**The exercise:** Repeat the material below exactly, line for line.

(Data entries)
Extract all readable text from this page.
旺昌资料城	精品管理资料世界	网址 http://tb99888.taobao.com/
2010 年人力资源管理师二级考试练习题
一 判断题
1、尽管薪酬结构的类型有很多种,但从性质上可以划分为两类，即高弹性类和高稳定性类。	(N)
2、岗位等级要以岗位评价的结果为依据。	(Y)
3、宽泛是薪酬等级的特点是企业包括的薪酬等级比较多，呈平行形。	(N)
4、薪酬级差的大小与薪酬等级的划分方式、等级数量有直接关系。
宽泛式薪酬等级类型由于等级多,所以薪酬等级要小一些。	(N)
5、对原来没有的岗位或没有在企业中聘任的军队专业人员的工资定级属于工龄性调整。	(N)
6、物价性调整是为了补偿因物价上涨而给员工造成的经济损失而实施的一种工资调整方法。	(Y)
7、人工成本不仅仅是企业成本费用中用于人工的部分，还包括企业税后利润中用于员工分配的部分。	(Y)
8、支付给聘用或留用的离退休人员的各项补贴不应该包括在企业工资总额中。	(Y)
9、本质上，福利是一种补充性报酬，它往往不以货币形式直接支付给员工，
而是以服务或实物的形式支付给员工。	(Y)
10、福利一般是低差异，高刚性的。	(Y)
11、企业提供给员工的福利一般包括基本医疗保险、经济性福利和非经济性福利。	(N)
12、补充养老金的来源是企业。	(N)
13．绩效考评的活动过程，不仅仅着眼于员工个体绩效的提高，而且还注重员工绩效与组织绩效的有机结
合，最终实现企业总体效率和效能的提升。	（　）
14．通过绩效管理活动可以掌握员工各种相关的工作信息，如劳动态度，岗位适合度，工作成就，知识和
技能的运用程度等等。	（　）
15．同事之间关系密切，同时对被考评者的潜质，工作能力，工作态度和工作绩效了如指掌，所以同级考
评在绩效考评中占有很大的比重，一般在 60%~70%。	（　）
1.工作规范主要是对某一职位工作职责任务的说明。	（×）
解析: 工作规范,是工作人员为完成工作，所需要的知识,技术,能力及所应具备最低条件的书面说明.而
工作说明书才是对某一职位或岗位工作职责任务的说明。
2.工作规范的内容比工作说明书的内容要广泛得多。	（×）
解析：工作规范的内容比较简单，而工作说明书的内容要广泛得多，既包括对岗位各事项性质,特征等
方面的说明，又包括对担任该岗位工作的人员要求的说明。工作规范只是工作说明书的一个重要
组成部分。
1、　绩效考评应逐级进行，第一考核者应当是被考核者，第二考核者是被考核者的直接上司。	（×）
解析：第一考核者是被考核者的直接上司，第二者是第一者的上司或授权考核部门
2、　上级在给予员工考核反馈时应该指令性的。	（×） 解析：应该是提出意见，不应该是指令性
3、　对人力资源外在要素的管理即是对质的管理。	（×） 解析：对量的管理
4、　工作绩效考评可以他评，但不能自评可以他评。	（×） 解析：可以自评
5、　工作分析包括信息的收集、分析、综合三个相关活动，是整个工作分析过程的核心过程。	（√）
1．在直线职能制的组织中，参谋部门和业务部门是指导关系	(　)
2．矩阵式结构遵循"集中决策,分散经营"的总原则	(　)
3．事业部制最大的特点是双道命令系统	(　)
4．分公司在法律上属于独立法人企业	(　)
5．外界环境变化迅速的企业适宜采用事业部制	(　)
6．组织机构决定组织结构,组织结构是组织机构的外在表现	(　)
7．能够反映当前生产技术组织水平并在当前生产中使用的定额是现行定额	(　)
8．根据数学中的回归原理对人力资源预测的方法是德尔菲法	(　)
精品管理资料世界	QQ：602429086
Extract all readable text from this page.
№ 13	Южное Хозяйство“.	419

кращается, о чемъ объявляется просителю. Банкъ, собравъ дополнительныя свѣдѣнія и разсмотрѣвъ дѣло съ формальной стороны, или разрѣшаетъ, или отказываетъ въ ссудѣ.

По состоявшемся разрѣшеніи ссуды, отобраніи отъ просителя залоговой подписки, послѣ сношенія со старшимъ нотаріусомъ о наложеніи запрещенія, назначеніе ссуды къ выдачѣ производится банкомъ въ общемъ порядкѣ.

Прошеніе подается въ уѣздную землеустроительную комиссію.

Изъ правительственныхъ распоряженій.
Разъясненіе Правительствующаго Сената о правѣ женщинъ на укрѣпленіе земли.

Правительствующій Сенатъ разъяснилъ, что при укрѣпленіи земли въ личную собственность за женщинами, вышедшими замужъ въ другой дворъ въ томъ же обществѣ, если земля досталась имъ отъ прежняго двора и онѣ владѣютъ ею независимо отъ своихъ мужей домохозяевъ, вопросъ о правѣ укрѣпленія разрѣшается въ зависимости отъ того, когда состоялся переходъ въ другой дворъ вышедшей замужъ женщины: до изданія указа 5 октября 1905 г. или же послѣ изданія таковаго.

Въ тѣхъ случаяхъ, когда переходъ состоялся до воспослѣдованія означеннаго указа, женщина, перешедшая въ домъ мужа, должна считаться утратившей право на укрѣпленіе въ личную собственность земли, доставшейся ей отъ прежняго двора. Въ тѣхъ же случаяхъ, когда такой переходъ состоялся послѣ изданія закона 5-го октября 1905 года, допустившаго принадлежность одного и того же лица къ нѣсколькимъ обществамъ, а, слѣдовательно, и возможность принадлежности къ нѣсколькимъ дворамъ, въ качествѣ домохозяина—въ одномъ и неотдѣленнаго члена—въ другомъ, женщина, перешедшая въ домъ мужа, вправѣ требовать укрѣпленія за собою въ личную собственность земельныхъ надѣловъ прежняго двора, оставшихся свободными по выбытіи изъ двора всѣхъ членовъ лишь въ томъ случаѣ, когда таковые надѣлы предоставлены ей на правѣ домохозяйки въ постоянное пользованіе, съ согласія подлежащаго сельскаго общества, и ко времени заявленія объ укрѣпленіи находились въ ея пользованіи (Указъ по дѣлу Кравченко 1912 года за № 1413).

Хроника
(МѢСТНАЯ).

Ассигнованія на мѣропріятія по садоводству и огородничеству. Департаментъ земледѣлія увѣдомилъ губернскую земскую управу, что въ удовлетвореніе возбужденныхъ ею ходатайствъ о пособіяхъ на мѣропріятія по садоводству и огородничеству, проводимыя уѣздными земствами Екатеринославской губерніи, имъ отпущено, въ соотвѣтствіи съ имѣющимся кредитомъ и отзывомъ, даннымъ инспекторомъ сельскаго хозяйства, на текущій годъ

**Output for this exercise:**
Extract all readable text from this page.
旺昌资料城	精品管理资料世界	网址 http://tb99888.taobao.com/
2010 年人力资源管理师二级考试练习题
一 判断题
1、尽管薪酬结构的类型有很多种,但从性质上可以划分为两类，即高弹性类和高稳定性类。	(N)
2、岗位等级要以岗位评价的结果为依据。	(Y)
3、宽泛是薪酬等级的特点是企业包括的薪酬等级比较多，呈平行形。	(N)
4、薪酬级差的大小与薪酬等级的划分方式、等级数量有直接关系。
宽泛式薪酬等级类型由于等级多,所以薪酬等级要小一些。	(N)
5、对原来没有的岗位或没有在企业中聘任的军队专业人员的工资定级属于工龄性调整。	(N)
6、物价性调整是为了补偿因物价上涨而给员工造成的经济损失而实施的一种工资调整方法。	(Y)
7、人工成本不仅仅是企业成本费用中用于人工的部分，还包括企业税后利润中用于员工分配的部分。	(Y)
8、支付给聘用或留用的离退休人员的各项补贴不应该包括在企业工资总额中。	(Y)
9、本质上，福利是一种补充性报酬，它往往不以货币形式直接支付给员工，
而是以服务或实物的形式支付给员工。	(Y)
10、福利一般是低差异，高刚性的。	(Y)
11、企业提供给员工的福利一般包括基本医疗保险、经济性福利和非经济性福利。	(N)
12、补充养老金的来源是企业。	(N)
13．绩效考评的活动过程，不仅仅着眼于员工个体绩效的提高，而且还注重员工绩效与组织绩效的有机结
合，最终实现企业总体效率和效能的提升。	（　）
14．通过绩效管理活动可以掌握员工各种相关的工作信息，如劳动态度，岗位适合度，工作成就，知识和
技能的运用程度等等。	（　）
15．同事之间关系密切，同时对被考评者的潜质，工作能力，工作态度和工作绩效了如指掌，所以同级考
评在绩效考评中占有很大的比重，一般在 60%~70%。	（　）
1.工作规范主要是对某一职位工作职责任务的说明。	（×）
解析: 工作规范,是工作人员为完成工作，所需要的知识,技术,能力及所应具备最低条件的书面说明.而
工作说明书才是对某一职位或岗位工作职责任务的说明。
2.工作规范的内容比工作说明书的内容要广泛得多。	（×）
解析：工作规范的内容比较简单，而工作说明书的内容要广泛得多，既包括对岗位各事项性质,特征等
方面的说明，又包括对担任该岗位工作的人员要求的说明。工作规范只是工作说明书的一个重要
组成部分。
1、　绩效考评应逐级进行，第一考核者应当是被考核者，第二考核者是被考核者的直接上司。	（×）
解析：第一考核者是被考核者的直接上司，第二者是第一者的上司或授权考核部门
2、　上级在给予员工考核反馈时应该指令性的。	（×） 解析：应该是提出意见，不应该是指令性
3、　对人力资源外在要素的管理即是对质的管理。	（×） 解析：对量的管理
4、　工作绩效考评可以他评，但不能自评可以他评。	（×） 解析：可以自评
5、　工作分析包括信息的收集、分析、综合三个相关活动，是整个工作分析过程的核心过程。	（√）
1．在直线职能制的组织中，参谋部门和业务部门是指导关系	(　)
2．矩阵式结构遵循"集中决策,分散经营"的总原则	(　)
3．事业部制最大的特点是双道命令系统	(　)
4．分公司在法律上属于独立法人企业	(　)
5．外界环境变化迅速的企业适宜采用事业部制	(　)
6．组织机构决定组织结构,组织结构是组织机构的外在表现	(　)
7．能够反映当前生产技术组织水平并在当前生产中使用的定额是现行定额	(　)
8．根据数学中的回归原理对人力资源预测的方法是德尔菲法	(　)
精品管理资料世界	QQ：602429086
Extract all readable text from this page.
№ 13	Южное Хозяйство“.	419

кращается, о чемъ объявляется просителю. Банкъ, собравъ дополнительныя свѣдѣнія и разсмотрѣвъ дѣло съ формальной стороны, или разрѣшаетъ, или отказываетъ въ ссудѣ.

По состоявшемся разрѣшеніи ссуды, отобраніи отъ просителя залоговой подписки, послѣ сношенія со старшимъ нотаріусомъ о наложеніи запрещенія, назначеніе ссуды къ выдачѣ производится банкомъ въ общемъ порядкѣ.

Прошеніе подается въ уѣздную землеустроительную комиссію.

Изъ правительственныхъ распоряженій.
Разъясненіе Правительствующаго Сената о правѣ женщинъ на укрѣпленіе земли.

Правительствующій Сенатъ разъяснилъ, что при укрѣпленіи земли въ личную собственность за женщинами, вышедшими замужъ въ другой дворъ въ томъ же обществѣ, если земля досталась имъ отъ прежняго двора и онѣ владѣютъ ею независимо отъ своихъ мужей домохозяевъ, вопросъ о правѣ укрѣпленія разрѣшается въ зависимости отъ того, когда состоялся переходъ въ другой дворъ вышедшей замужъ женщины: до изданія указа 5 октября 1905 г. или же послѣ изданія таковаго.

Въ тѣхъ случаяхъ, когда переходъ состоялся до воспослѣдованія означеннаго указа, женщина, перешедшая въ домъ мужа, должна считаться утратившей право на укрѣпленіе въ личную собственность земли, доставшейся ей отъ прежняго двора. Въ тѣхъ же случаяхъ, когда такой переходъ состоялся послѣ изданія закона 5-го октября 1905 года, допустившаго принадлежность одного и того же лица къ нѣсколькимъ обществамъ, а, слѣдовательно, и возможность принадлежности къ нѣсколькимъ дворамъ, въ качествѣ домохозяина—въ одномъ и неотдѣленнаго члена—въ другомъ, женщина, перешедшая въ домъ мужа, вправѣ требовать укрѣпленія за собою въ личную собственность земельныхъ надѣловъ прежняго двора, оставшихся свободными по выбытіи изъ двора всѣхъ членовъ лишь въ томъ случаѣ, когда таковые надѣлы предоставлены ей на правѣ домохозяйки въ постоянное пользованіе, съ согласія подлежащаго сельскаго общества, и ко времени заявленія объ укрѣпленіи находились въ ея пользованіи (Указъ по дѣлу Кравченко 1912 года за № 1413).

Хроника
(МѢСТНАЯ).

Ассигнованія на мѣропріятія по садоводству и огородничеству. Департаментъ земледѣлія увѣдомилъ губернскую земскую управу, что въ удовлетвореніе возбужденныхъ ею ходатайствъ о пособіяхъ на мѣропріятія по садоводству и огородничеству, проводимыя уѣздными земствами Екатеринославской губерніи, имъ отпущено, въ соотвѣтствіи съ имѣющимся кредитомъ и отзывомъ, даннымъ инспекторомъ сельскаго хозяйства, на текущій годъ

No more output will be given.